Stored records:

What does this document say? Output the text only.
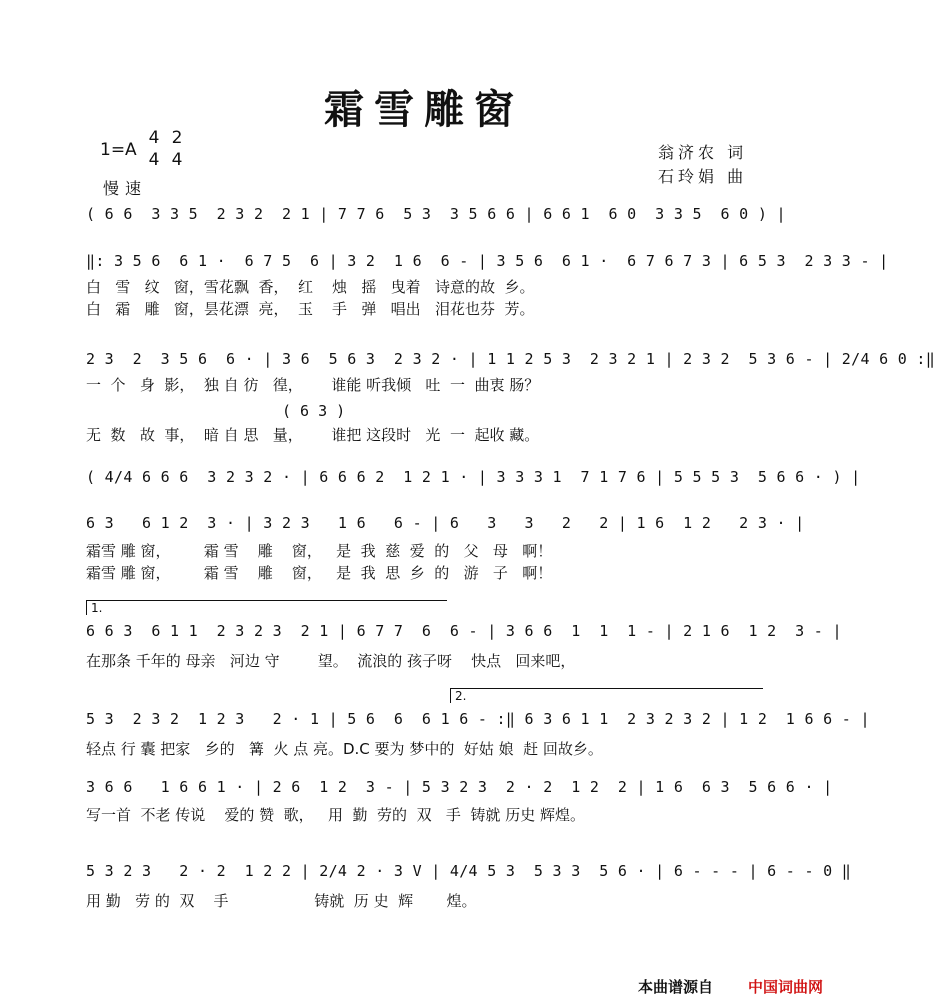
霜雪雕窗
1=A
4
4
2
4
慢速
翁济农 词
石玲娟 曲
( 6 6  3 3 5  2 3 2  2 1 | 7 7 6  5 3  3 5 6 6 | 6 6 1  6 0  3 3 5  6 0 ) |
‖: 3 5 6  6 1 ·  6 7 5  6 | 3 2  1 6  6 - | 3 5 6  6 1 ·  6 7 6 7 3 | 6 5 3  2 3 3 - |
白   雪   纹   窗，雪花飘  香，  红    烛   摇   曳着   诗意的故  乡。
白   霜   雕   窗，昙花漂  亮，  玉    手   弹   唱出   泪花也芬  芳。
2 3  2  3 5 6  6 · | 3 6  5 6 3  2 3 2 · | 1 1 2 5 3  2 3 2 1 | 2 3 2  5 3 6 - | 2/4 6 0 :‖
一  个   身  影，  独 自 彷   徨，      谁能 听我倾   吐  一  曲衷 肠？
( 6 3 )
无  数   故  事，  暗 自 思   量，      谁把 这段时   光  一  起收 藏。
( 4/4 6 6 6  3 2 3 2 · | 6 6 6 2  1 2 1 · | 3 3 3 1  7 1 7 6 | 5 5 5 3  5 6 6 · ) |
6 3   6 1 2  3 · | 3 2 3   1 6   6 - | 6   3   3   2   2 | 1 6  1 2   2 3 · |
霜雪 雕 窗，       霜 雪    雕    窗，   是  我  慈  爱  的   父   母   啊！
霜雪 雕 窗，       霜 雪    雕    窗，   是  我  思  乡  的   游   子   啊！
1.
6 6 3  6 1 1  2 3 2 3  2 1 | 6 7 7  6  6 - | 3 6 6  1  1  1 - | 2 1 6  1 2  3 - |
在那条 千年的 母亲   河边 守        望。  流浪的 孩子呀    快点   回来吧，
2.
5 3  2 3 2  1 2 3   2 · 1 | 5 6  6  6 1 6 - :‖ 6 3 6 1 1  2 3 2 3 2 | 1 2  1 6 6 - |
轻点 行 囊 把家   乡的   篝  火 点 亮。D.C 要为 梦中的  好姑 娘  赶 回故乡。
3 6 6   1 6 6 1 · | 2 6  1 2  3 - | 5 3 2 3  2 · 2  1 2  2 | 1 6  6 3  5 6 6 · |
写一首  不老 传说    爱的 赞  歌，   用  勤  劳的  双   手  铸就 历史 辉煌。
5 3 2 3   2 · 2  1 2 2 | 2/4 2 · 3 V | 4/4 5 3  5 3 3  5 6 · | 6 - - - | 6 - - 0 ‖
用 勤   劳 的  双    手                  铸就  历 史  辉       煌。
本曲谱源自 中国词曲网
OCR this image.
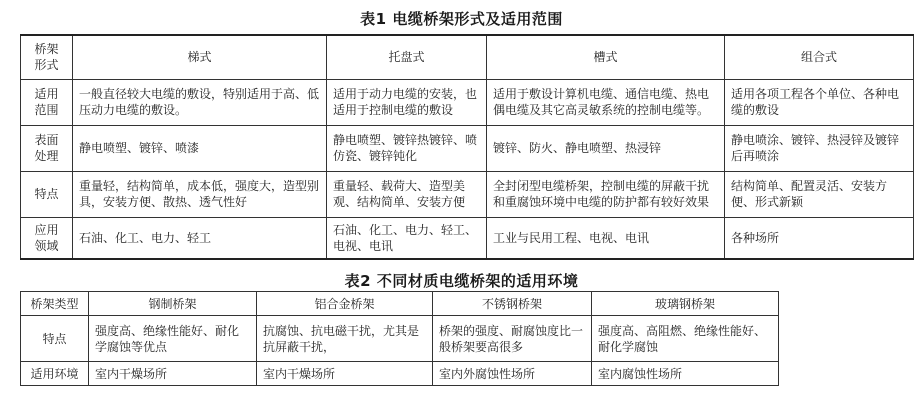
表1 电缆桥架形式及适用范围
桥架
形式	梯式	托盘式	槽式	组合式
适用
范围	一般直径较大电缆的敷设，特别适用于高、低压动力电缆的敷设。	适用于动力电缆的安装，也适用于控制电缆的敷设	适用于敷设计算机电缆、通信电缆、热电偶电缆及其它高灵敏系统的控制电缆等。	适用各项工程各个单位、各种电缆的敷设
表面
处理	静电喷塑、镀锌、喷漆	静电喷塑、镀锌热镀锌、喷仿瓷、镀锌钝化	镀锌、防火、静电喷塑、热浸锌	静电喷涂、镀锌、热浸锌及镀锌后再喷涂
特点	重量轻，结构简单，成本低，强度大，造型别具，安装方便、散热、透气性好	重量轻、载荷大、造型美观、结构简单、安装方便	全封闭型电缆桥架，控制电缆的屏蔽干扰和重腐蚀环境中电缆的防护都有较好效果	结构简单、配置灵活、安装方便、形式新颖
应用
领域	石油、化工、电力、轻工	石油、化工、电力、轻工、电视、电讯	工业与民用工程、电视、电讯	各种场所
表2 不同材质电缆桥架的适用环境
桥架类型	钢制桥架	铝合金桥架	不锈钢桥架	玻璃钢桥架
特点	强度高、绝缘性能好、耐化学腐蚀等优点	抗腐蚀、抗电磁干扰，尤其是抗屏蔽干扰，	桥架的强度、耐腐蚀度比一般桥架要高很多	强度高、高阻燃、绝缘性能好、耐化学腐蚀
适用环境	室内干燥场所	室内干燥场所	室内外腐蚀性场所	室内腐蚀性场所
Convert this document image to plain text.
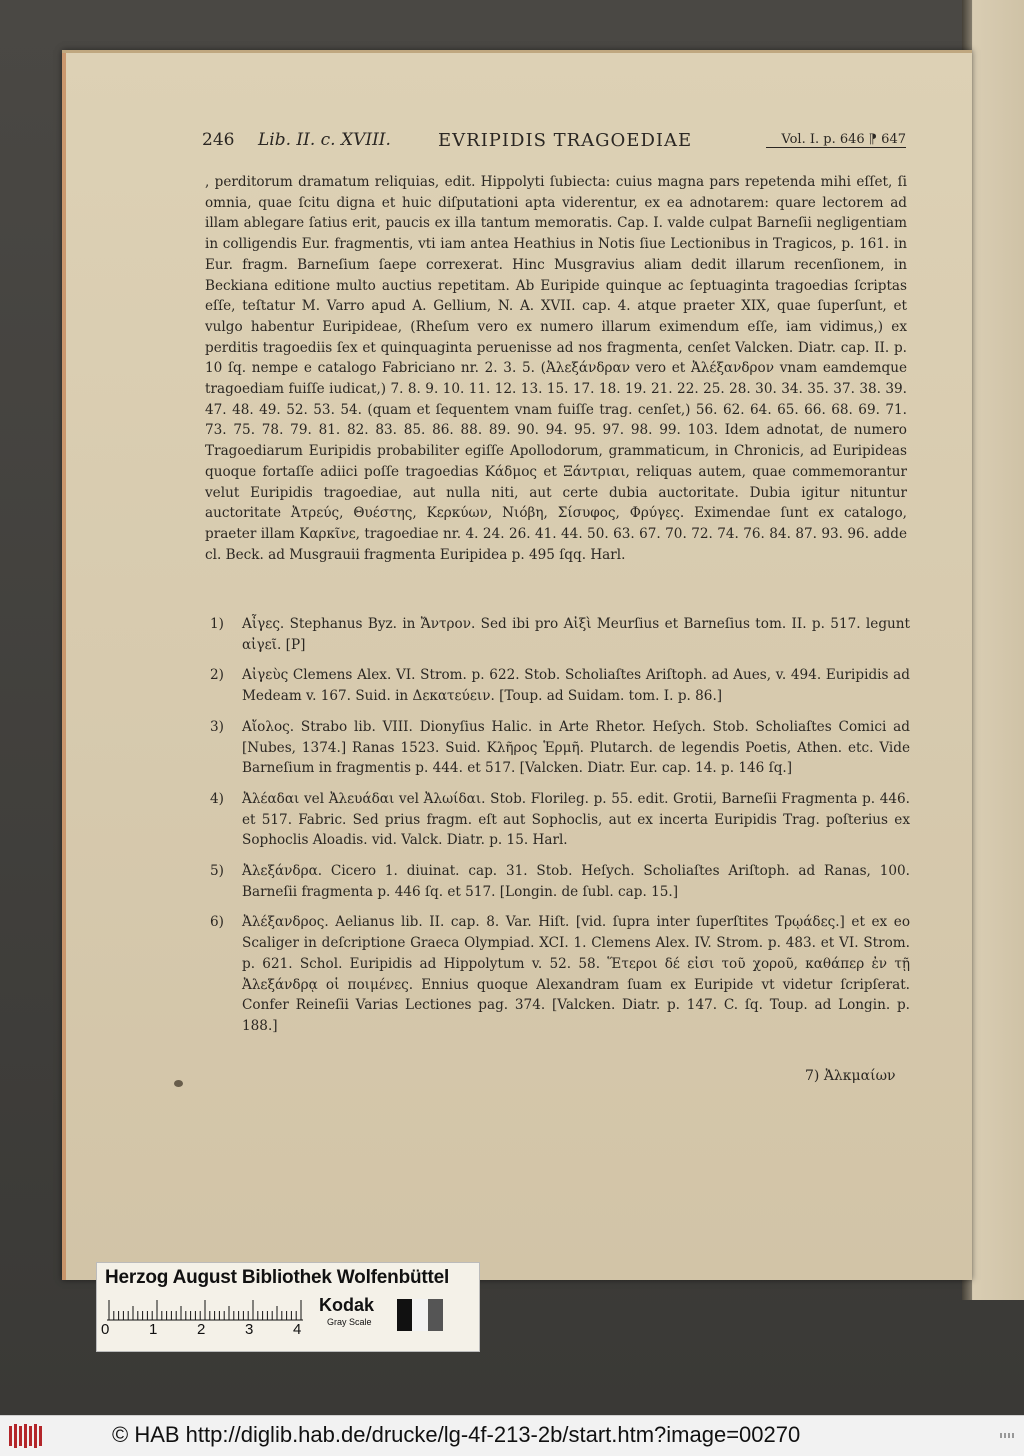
246 Lib. II. c. XVIII.	EVRIPIDIS TRAGOEDIAE	Vol. I. p. 646 ⁋ 647

, perditorum dramatum reliquias, edit. Hippolyti ſubiecta: cuius magna pars repetenda mihi eſſet, ſi omnia, quae ſcitu digna et huic diſputationi apta viderentur, ex ea adnotarem: quare lectorem ad illam ablegare ſatius erit, paucis ex illa tantum memoratis. Cap. I. valde culpat Barneſii negligentiam in colligendis Eur. fragmentis, vti iam antea Heathius in Notis ſiue Lectionibus in Tragicos, p. 161. in Eur. fragm. Barneſium ſaepe correxerat. Hinc Musgravius aliam dedit illarum recenſionem, in Beckiana editione multo auctius repetitam. Ab Euripide quinque ac ſeptuaginta tragoedias ſcriptas eſſe, teſtatur M. Varro apud A. Gellium, N. A. XVII. cap. 4. atque praeter XIX, quae ſuperſunt, et vulgo habentur Euripideae, (Rheſum vero ex numero illarum eximendum eſſe, iam vidimus,) ex perditis tragoediis ſex et quinquaginta peruenisse ad nos fragmenta, cenſet Valcken. Diatr. cap. II. p. 10 ſq. nempe e catalogo Fabriciano nr. 2. 3. 5. (Ἀλεξάνδραν vero et Ἀλέξανδρον vnam eamdemque tragoediam fuiſſe iudicat,) 7. 8. 9. 10. 11. 12. 13. 15. 17. 18. 19. 21. 22. 25. 28. 30. 34. 35. 37. 38. 39. 47. 48. 49. 52. 53. 54. (quam et ſequentem vnam fuiſſe trag. cenſet,) 56. 62. 64. 65. 66. 68. 69. 71. 73. 75. 78. 79. 81. 82. 83. 85. 86. 88. 89. 90. 94. 95. 97. 98. 99. 103. Idem adnotat, de numero Tragoediarum Euripidis probabiliter egiſſe Apollodorum, grammaticum, in Chronicis, ad Euripideas quoque fortaſſe adiici poſſe tragoedias Κάδμος et Ξάντριαι, reliquas autem, quae commemorantur velut Euripidis tragoediae, aut nulla niti, aut certe dubia auctoritate. Dubia igitur nituntur auctoritate Ἀτρεύς, Θυέστης, Κερκύων, Νιόβη, Σίσυφος, Φρύγες. Eximendae ſunt ex catalogo, praeter illam Καρκῖνε, tragoediae nr. 4. 24. 26. 41. 44. 50. 63. 67. 70. 72. 74. 76. 84. 87. 93. 96. adde cl. Beck. ad Musgrauii fragmenta Euripidea p. 495 ſqq. Harl.

1) Αἶγες. Stephanus Byz. in Ἄντρον. Sed ibi pro Αἰξὶ Meurſius et Barneſius tom. II. p. 517. legunt αἰγεῖ. [P]
2) Αἰγεὺς Clemens Alex. VI. Strom. p. 622. Stob. Scholiaſtes Ariſtoph. ad Aues, v. 494. Euripidis ad Medeam v. 167. Suid. in Δεκατεύειν. [Toup. ad Suidam. tom. I. p. 86.]
3) Αἴολος. Strabo lib. VIII. Dionyſius Halic. in Arte Rhetor. Heſych. Stob. Scholiaſtes Comici ad [Nubes, 1374.] Ranas 1523. Suid. Κλῆρος Ἑρμῆ. Plutarch. de legendis Poetis, Athen. etc. Vide Barneſium in fragmentis p. 444. et 517. [Valcken. Diatr. Eur. cap. 14. p. 146 ſq.]
4) Ἀλέαδαι vel Ἀλευάδαι vel Ἀλωίδαι. Stob. Florileg. p. 55. edit. Grotii, Barneſii Fragmenta p. 446. et 517. Fabric. Sed prius fragm. eſt aut Sophoclis, aut ex incerta Euripidis Trag. poſterius ex Sophoclis Aloadis. vid. Valck. Diatr. p. 15. Harl.
5) Ἀλεξάνδρα. Cicero 1. diuinat. cap. 31. Stob. Heſych. Scholiaſtes Ariſtoph. ad Ranas, 100. Barneſii fragmenta p. 446 ſq. et 517. [Longin. de ſubl. cap. 15.]
6) Ἀλέξανδρος. Aelianus lib. II. cap. 8. Var. Hiſt. [vid. ſupra inter ſuperſtites Τρῳάδες.] et ex eo Scaliger in deſcriptione Graeca Olympiad. XCI. 1. Clemens Alex. IV. Strom. p. 483. et VI. Strom. p. 621. Schol. Euripidis ad Hippolytum v. 52. 58. Ἕτεροι δέ εἰσι τοῦ χοροῦ, καθάπερ ἐν τῇ Ἀλεξάνδρᾳ οἱ ποιμένες. Ennius quoque Alexandram ſuam ex Euripide vt videtur ſcripſerat. Confer Reineſii Varias Lectiones pag. 374. [Valcken. Diatr. p. 147. C. ſq. Toup. ad Longin. p. 188.]
7) Ἀλκμαίων
Herzog August Bibliothek Wolfenbüttel
0	1	2	3	4
Kodak
Gray Scale
© HAB http://diglib.hab.de/drucke/lg-4f-213-2b/start.htm?image=00270
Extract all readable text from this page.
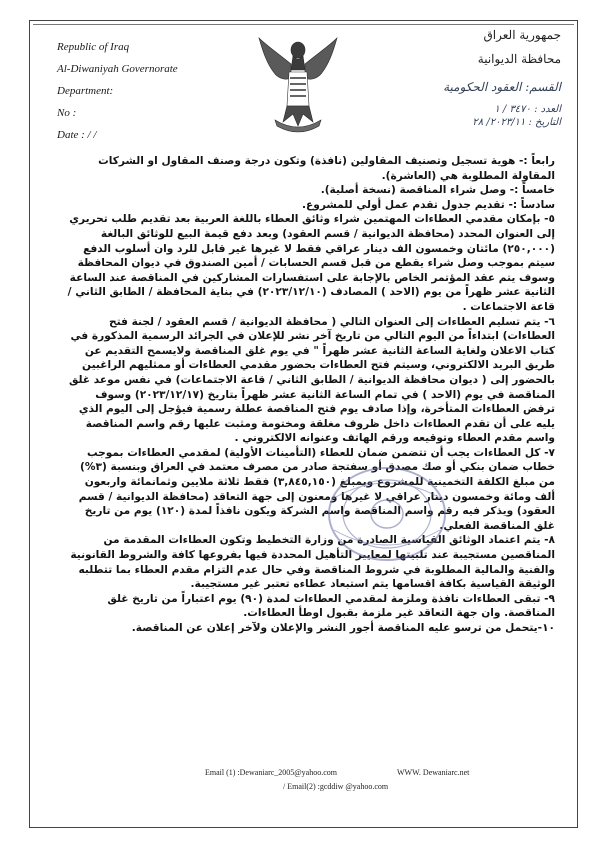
Republic of Iraq
Al-Diwaniyah Governorate
Department:
No :
Date : / /
جمهورية العراق
محافظة الديوانية
القسم: العقود الحكومية
العدد : ٣٤٧٠ / ١
التاريخ : ٢٠٢٣/١١/ ٢٨

رابعاً :- هوية تسجيل وتصنيف المقاولين (نافذة) وتكون درجة وصنف المقاول او الشركات المقاولة المطلوبة هي (العاشرة).

خامساً :- وصل شراء المناقصة (نسخة أصلية).

سادساً :- تقديم جدول تقدم عمل أولي للمشروع.

٥- بإمكان مقدمي العطاءات المهتمين شراء وثائق العطاء باللغة العربية بعد تقديم طلب تحريري إلى العنوان المحدد (محافظة الديوانية / قسم العقود) وبعد دفع قيمة البيع للوثائق البالغة (٢٥٠,٠٠٠) مائتان وخمسون الف دينار عراقي فقط لا غيرها غير قابل للرد وان أسلوب الدفع سيتم بموجب وصل شراء يقطع من قبل قسم الحسابات / أمين الصندوق في ديوان المحافظة وسوف يتم عقد المؤتمر الخاص بالإجابة على استفسارات المشاركين في المناقصة عند الساعة الثانية عشر ظهراً من يوم (الاحد ) المصادف (٢٠٢٣/١٢/١٠) في بناية المحافظة / الطابق الثاني / قاعة الاجتماعات .

٦- يتم تسليم العطاءات إلى العنوان التالي ( محافظة الديوانية / قسم العقود / لجنة فتح العطاءات) ابتداءاً من اليوم التالي من تاريخ آخر نشر للإعلان في الجرائد الرسمية المذكورة في كتاب الاعلان ولغاية الساعة الثانية عشر ظهراً " في يوم غلق المناقصة ولايسمح التقديم عن طريق البريد الالكتروني، وسيتم فتح العطاءات بحضور مقدمي العطاءات أو ممثليهم الراغبين بالحضور إلى ( ديوان محافظة الديوانية / الطابق الثاني / قاعة الاجتماعات) في نفس موعد غلق المناقصة في يوم (الاحد ) في تمام الساعة الثانية عشر ظهراً بتاريخ (٢٠٢٣/١٢/١٧) وسوف ترفض العطاءات المتأخرة، وإذا صادف يوم فتح المناقصة عطلة رسمية فيؤجل إلى اليوم الذي يليه على أن تقدم العطاءات داخل ظروف مغلقة ومختومة ومثبت عليها رقم واسم المناقصة واسم مقدم العطاء وتوقيعه ورقم الهاتف وعنوانه الالكتروني .

٧- كل العطاءات يجب أن تتضمن ضمان للعطاء (التأمينات الأولية) لمقدمي العطاءات بموجب خطاب ضمان بنكي أو صك مصدق أو سفتجة صادر من مصرف معتمد في العراق وبنسبة (٣%) من مبلغ الكلفة التخمينية للمشروع وبمبلغ (٣,٨٤٥,١٥٠) فقط ثلاثة ملايين وثمانمائة واربعون ألف ومائة وخمسون دينار عراقي لا غيرها ومعنون إلى جهة التعاقد (محافظة الديوانية / قسم العقود) ويذكر فيه رقم واسم المناقصة واسم الشركة ويكون نافذاً لمدة (١٢٠) يوم من تاريخ غلق المناقصة الفعلي.

٨- يتم اعتماد الوثائق القياسية الصادرة من وزارة التخطيط وتكون العطاءات المقدمة من المناقصين مستجيبة عند تلبيتها لمعايير التأهيل المحددة فيها بفروعها كافة والشروط القانونية والفنية والمالية المطلوبة في شروط المناقصة وفي حال عدم التزام مقدم العطاء بما تتطلبه الوثيقة القياسية بكافة اقسامها يتم استبعاد عطاءه تعتبر غير مستجيبة.

٩- تبقى العطاءات نافذة وملزمة لمقدمي العطاءات لمدة (٩٠) يوم اعتباراً من تاريخ غلق المناقصة. وان جهة التعاقد غير ملزمة بقبول اوطأ العطاءات.

١٠-يتحمل من ترسو عليه المناقصة أجور النشر والإعلان ولآخر إعلان عن المناقصة.

Email (1) :Dewaniarc_2005@yahoo.com	WWW. Dewaniarc.net
/ Email(2) :gcddiw @yahoo.com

What the exercise asks:
Copy each line in the data that holds the word "الطابق".

Full output:
٥- بإمكان مقدمي العطاءات المهتمين شراء وثائق العطاء باللغة العربية بعد تقديم طلب تحريري إلى العنوان المحدد (محافظة الديوانية / قسم العقود) وبعد دفع قيمة البيع للوثائق البالغة (٢٥٠,٠٠٠) مائتان وخمسون الف دينار عراقي فقط لا غيرها غير قابل للرد وان أسلوب الدفع سيتم بموجب وصل شراء يقطع من قبل قسم الحسابات / أمين الصندوق في ديوان المحافظة وسوف يتم عقد المؤتمر الخاص بالإجابة على استفسارات المشاركين في المناقصة عند الساعة الثانية عشر ظهراً من يوم (الاحد ) المصادف (٢٠٢٣/١٢/١٠) في بناية المحافظة / الطابق الثاني / قاعة الاجتماعات .
٦- يتم تسليم العطاءات إلى العنوان التالي ( محافظة الديوانية / قسم العقود / لجنة فتح العطاءات) ابتداءاً من اليوم التالي من تاريخ آخر نشر للإعلان في الجرائد الرسمية المذكورة في كتاب الاعلان ولغاية الساعة الثانية عشر ظهراً " في يوم غلق المناقصة ولايسمح التقديم عن طريق البريد الالكتروني، وسيتم فتح العطاءات بحضور مقدمي العطاءات أو ممثليهم الراغبين بالحضور إلى ( ديوان محافظة الديوانية / الطابق الثاني / قاعة الاجتماعات) في نفس موعد غلق المناقصة في يوم (الاحد ) في تمام الساعة الثانية عشر ظهراً بتاريخ (٢٠٢٣/١٢/١٧) وسوف ترفض العطاءات المتأخرة، وإذا صادف يوم فتح المناقصة عطلة رسمية فيؤجل إلى اليوم الذي يليه على أن تقدم العطاءات داخل ظروف مغلقة ومختومة ومثبت عليها رقم واسم المناقصة واسم مقدم العطاء وتوقيعه ورقم الهاتف وعنوانه الالكتروني .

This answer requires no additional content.